## [Exercise]
Search the material and gather each line with "Личные" in it.

Dataset entries

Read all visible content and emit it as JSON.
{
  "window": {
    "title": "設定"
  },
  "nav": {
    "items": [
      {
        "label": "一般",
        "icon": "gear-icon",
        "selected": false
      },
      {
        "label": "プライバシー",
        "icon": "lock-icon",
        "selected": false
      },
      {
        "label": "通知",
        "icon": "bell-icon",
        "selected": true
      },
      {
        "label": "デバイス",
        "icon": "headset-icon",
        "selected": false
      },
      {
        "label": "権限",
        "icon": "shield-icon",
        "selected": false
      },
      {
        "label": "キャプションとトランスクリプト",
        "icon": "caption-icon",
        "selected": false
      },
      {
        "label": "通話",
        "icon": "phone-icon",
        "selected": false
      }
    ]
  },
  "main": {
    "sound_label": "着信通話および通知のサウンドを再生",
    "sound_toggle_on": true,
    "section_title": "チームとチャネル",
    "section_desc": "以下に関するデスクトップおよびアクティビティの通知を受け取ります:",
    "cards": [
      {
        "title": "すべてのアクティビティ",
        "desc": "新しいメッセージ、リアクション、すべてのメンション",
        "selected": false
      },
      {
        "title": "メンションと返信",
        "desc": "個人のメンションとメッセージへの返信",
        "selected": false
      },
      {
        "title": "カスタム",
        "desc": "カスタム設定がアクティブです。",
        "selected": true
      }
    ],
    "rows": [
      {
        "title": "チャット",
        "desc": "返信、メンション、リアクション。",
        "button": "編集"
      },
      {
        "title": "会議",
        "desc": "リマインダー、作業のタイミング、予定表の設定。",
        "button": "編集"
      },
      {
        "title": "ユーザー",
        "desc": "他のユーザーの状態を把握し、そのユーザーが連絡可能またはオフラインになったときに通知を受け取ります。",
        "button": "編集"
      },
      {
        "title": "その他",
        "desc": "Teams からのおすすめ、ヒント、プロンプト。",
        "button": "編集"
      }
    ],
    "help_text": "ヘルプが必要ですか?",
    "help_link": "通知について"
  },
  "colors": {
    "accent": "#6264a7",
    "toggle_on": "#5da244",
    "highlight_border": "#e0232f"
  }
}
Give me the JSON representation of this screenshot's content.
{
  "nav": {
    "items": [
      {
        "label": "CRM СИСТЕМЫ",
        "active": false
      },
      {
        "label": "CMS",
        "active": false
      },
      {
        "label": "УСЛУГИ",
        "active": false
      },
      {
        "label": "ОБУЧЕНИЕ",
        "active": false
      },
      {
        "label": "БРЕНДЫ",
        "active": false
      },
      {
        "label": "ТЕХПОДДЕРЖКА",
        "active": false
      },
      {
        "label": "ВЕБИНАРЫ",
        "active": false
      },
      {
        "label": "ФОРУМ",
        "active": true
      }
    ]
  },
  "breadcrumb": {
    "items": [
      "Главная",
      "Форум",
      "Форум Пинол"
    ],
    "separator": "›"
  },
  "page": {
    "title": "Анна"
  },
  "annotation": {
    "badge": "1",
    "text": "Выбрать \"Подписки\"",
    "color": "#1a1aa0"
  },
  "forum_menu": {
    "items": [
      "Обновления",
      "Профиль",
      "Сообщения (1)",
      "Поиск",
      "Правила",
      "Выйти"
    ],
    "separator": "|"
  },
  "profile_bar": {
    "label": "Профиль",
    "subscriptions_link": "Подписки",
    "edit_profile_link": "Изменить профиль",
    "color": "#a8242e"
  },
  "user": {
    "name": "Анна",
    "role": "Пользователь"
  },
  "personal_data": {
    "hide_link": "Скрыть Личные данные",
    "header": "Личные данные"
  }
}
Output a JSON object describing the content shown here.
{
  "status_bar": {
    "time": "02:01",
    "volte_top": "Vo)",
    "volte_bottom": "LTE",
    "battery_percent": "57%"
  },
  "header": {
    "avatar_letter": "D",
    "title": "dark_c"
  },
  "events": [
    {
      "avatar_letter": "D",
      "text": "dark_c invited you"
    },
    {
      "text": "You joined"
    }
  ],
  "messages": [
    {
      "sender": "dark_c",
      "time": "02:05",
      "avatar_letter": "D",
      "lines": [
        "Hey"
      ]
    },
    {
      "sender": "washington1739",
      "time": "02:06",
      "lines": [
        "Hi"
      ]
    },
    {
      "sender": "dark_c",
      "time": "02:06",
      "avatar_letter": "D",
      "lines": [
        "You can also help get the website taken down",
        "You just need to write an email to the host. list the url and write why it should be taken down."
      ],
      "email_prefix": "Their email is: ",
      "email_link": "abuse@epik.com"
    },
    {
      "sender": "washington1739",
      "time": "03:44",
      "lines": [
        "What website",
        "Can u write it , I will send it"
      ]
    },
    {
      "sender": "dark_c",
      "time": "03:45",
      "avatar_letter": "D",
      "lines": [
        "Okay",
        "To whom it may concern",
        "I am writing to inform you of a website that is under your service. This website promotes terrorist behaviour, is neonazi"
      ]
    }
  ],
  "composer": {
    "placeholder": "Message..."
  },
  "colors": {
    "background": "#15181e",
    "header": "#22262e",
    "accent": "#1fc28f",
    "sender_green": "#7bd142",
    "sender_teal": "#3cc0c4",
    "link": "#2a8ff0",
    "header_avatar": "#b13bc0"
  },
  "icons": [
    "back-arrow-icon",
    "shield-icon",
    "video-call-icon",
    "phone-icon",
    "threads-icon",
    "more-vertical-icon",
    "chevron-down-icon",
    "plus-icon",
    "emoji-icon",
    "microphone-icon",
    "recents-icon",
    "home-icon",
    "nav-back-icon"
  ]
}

## [Final result]
    "hide_link": "Скрыть Личные данные",
    "header": "Личные данные"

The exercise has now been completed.